** Start of PROVIDED RECORDS **

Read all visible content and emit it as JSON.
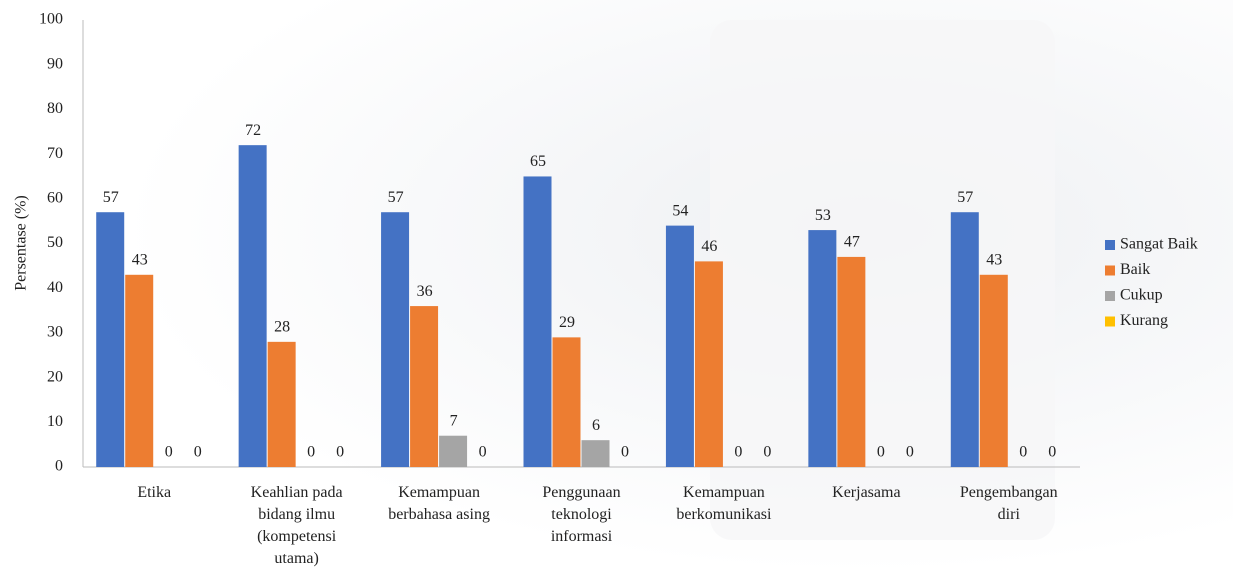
{
  "chart_data": {
    "type": "bar",
    "y_label": "Persentase (%)",
    "categories": [
      "Etika",
      "Keahlian pada bidang ilmu (kompetensi utama)",
      "Kemampuan berbahasa asing",
      "Penggunaan teknologi informasi",
      "Kemampuan berkomunikasi",
      "Kerjasama",
      "Pengembangan diri"
    ],
    "series": [
      {
        "name": "Sangat Baik",
        "color": "#4472c4",
        "values": [
          57,
          72,
          57,
          65,
          54,
          53,
          57
        ]
      },
      {
        "name": "Baik",
        "color": "#ed7d31",
        "values": [
          43,
          28,
          36,
          29,
          46,
          47,
          43
        ]
      },
      {
        "name": "Cukup",
        "color": "#a5a5a5",
        "values": [
          0,
          0,
          7,
          6,
          0,
          0,
          0
        ]
      },
      {
        "name": "Kurang",
        "color": "#ffc000",
        "values": [
          0,
          0,
          0,
          0,
          0,
          0,
          0
        ]
      }
    ],
    "ylim": [
      0,
      100
    ],
    "yticks": [
      0,
      10,
      20,
      30,
      40,
      50,
      60,
      70,
      80,
      90,
      100
    ],
    "grid": false,
    "legend": "right",
    "data_labels": true
  }
}
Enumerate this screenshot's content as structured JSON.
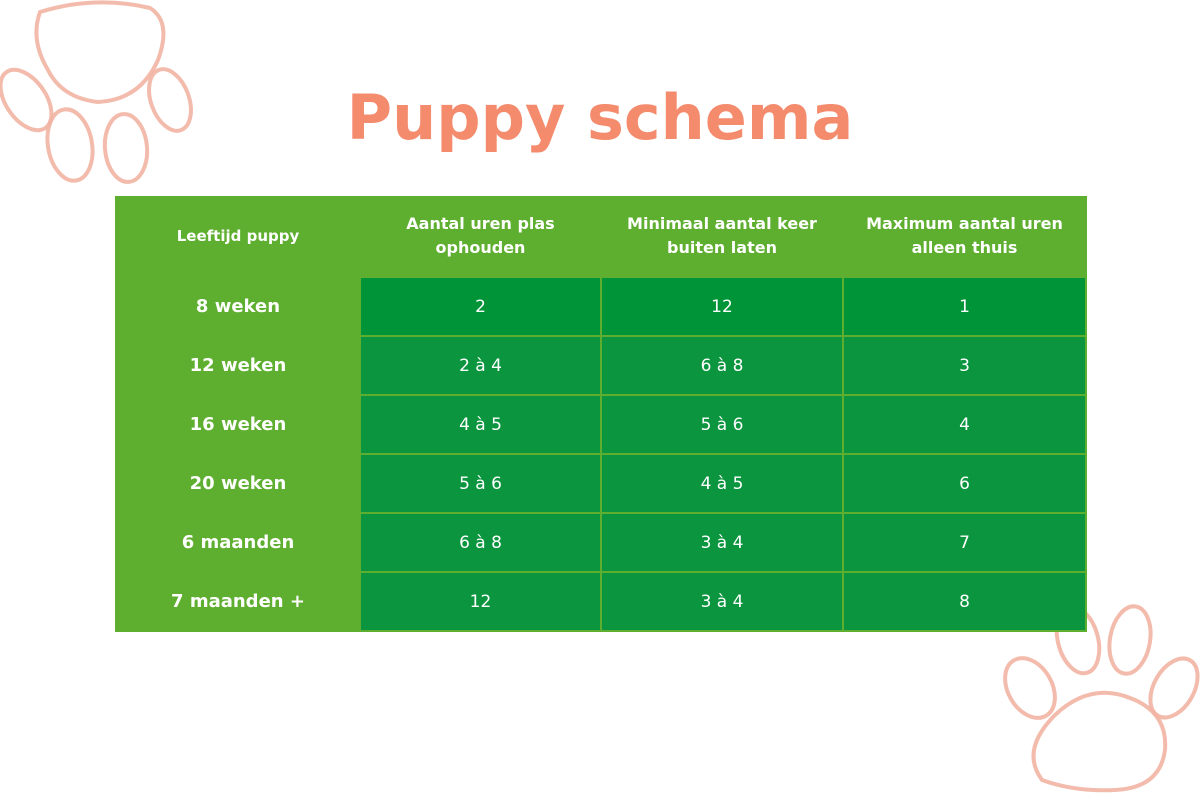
{
  "title": "Puppy schema",
  "table": {
    "headers": [
      "Leeftijd puppy",
      "Aantal uren plas ophouden",
      "Minimaal aantal keer buiten laten",
      "Maximum aantal uren alleen thuis"
    ],
    "rows": [
      [
        "8 weken",
        "2",
        "12",
        "1"
      ],
      [
        "12 weken",
        "2 à 4",
        "6 à 8",
        "3"
      ],
      [
        "16 weken",
        "4 à 5",
        "5 à 6",
        "4"
      ],
      [
        "20 weken",
        "5 à 6",
        "4 à 5",
        "6"
      ],
      [
        "6 maanden",
        "6 à 8",
        "3 à 4",
        "7"
      ],
      [
        "7 maanden +",
        "12",
        "3 à 4",
        "8"
      ]
    ]
  },
  "colors": {
    "title": "#f48b6d",
    "table_light_green": "#5eaf2f",
    "table_dark_green": "#0b953e",
    "paw_outline": "#f2b4a3"
  },
  "decorations": [
    "paw-print-icon",
    "paw-print-icon"
  ]
}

** End of PROVIDED RECORDS **

TASK INSTRUCTIONS =
Copy out all the data without changing anything, and drop the pictures.

OUTPUT FOR THIS TASK =
Read all visible content and emit it as JSON.
{
  "chart_data": {
    "type": "bar",
    "y_label": "Persentase (%)",
    "categories": [
      "Etika",
      "Keahlian pada bidang ilmu (kompetensi utama)",
      "Kemampuan berbahasa asing",
      "Penggunaan teknologi informasi",
      "Kemampuan berkomunikasi",
      "Kerjasama",
      "Pengembangan diri"
    ],
    "series": [
      {
        "name": "Sangat Baik",
        "color": "#4472c4",
        "values": [
          57,
          72,
          57,
          65,
          54,
          53,
          57
        ]
      },
      {
        "name": "Baik",
        "color": "#ed7d31",
        "values": [
          43,
          28,
          36,
          29,
          46,
          47,
          43
        ]
      },
      {
        "name": "Cukup",
        "color": "#a5a5a5",
        "values": [
          0,
          0,
          7,
          6,
          0,
          0,
          0
        ]
      },
      {
        "name": "Kurang",
        "color": "#ffc000",
        "values": [
          0,
          0,
          0,
          0,
          0,
          0,
          0
        ]
      }
    ],
    "ylim": [
      0,
      100
    ],
    "yticks": [
      0,
      10,
      20,
      30,
      40,
      50,
      60,
      70,
      80,
      90,
      100
    ],
    "grid": false,
    "legend": "right",
    "data_labels": true
  }
}
Enumerate this screenshot's content as structured JSON.
{
  "title": "Puppy schema",
  "table": {
    "headers": [
      "Leeftijd puppy",
      "Aantal uren plas ophouden",
      "Minimaal aantal keer buiten laten",
      "Maximum aantal uren alleen thuis"
    ],
    "rows": [
      [
        "8 weken",
        "2",
        "12",
        "1"
      ],
      [
        "12 weken",
        "2 à 4",
        "6 à 8",
        "3"
      ],
      [
        "16 weken",
        "4 à 5",
        "5 à 6",
        "4"
      ],
      [
        "20 weken",
        "5 à 6",
        "4 à 5",
        "6"
      ],
      [
        "6 maanden",
        "6 à 8",
        "3 à 4",
        "7"
      ],
      [
        "7 maanden +",
        "12",
        "3 à 4",
        "8"
      ]
    ]
  },
  "colors": {
    "title": "#f48b6d",
    "table_light_green": "#5eaf2f",
    "table_dark_green": "#0b953e",
    "paw_outline": "#f2b4a3"
  },
  "decorations": [
    "paw-print-icon",
    "paw-print-icon"
  ]
}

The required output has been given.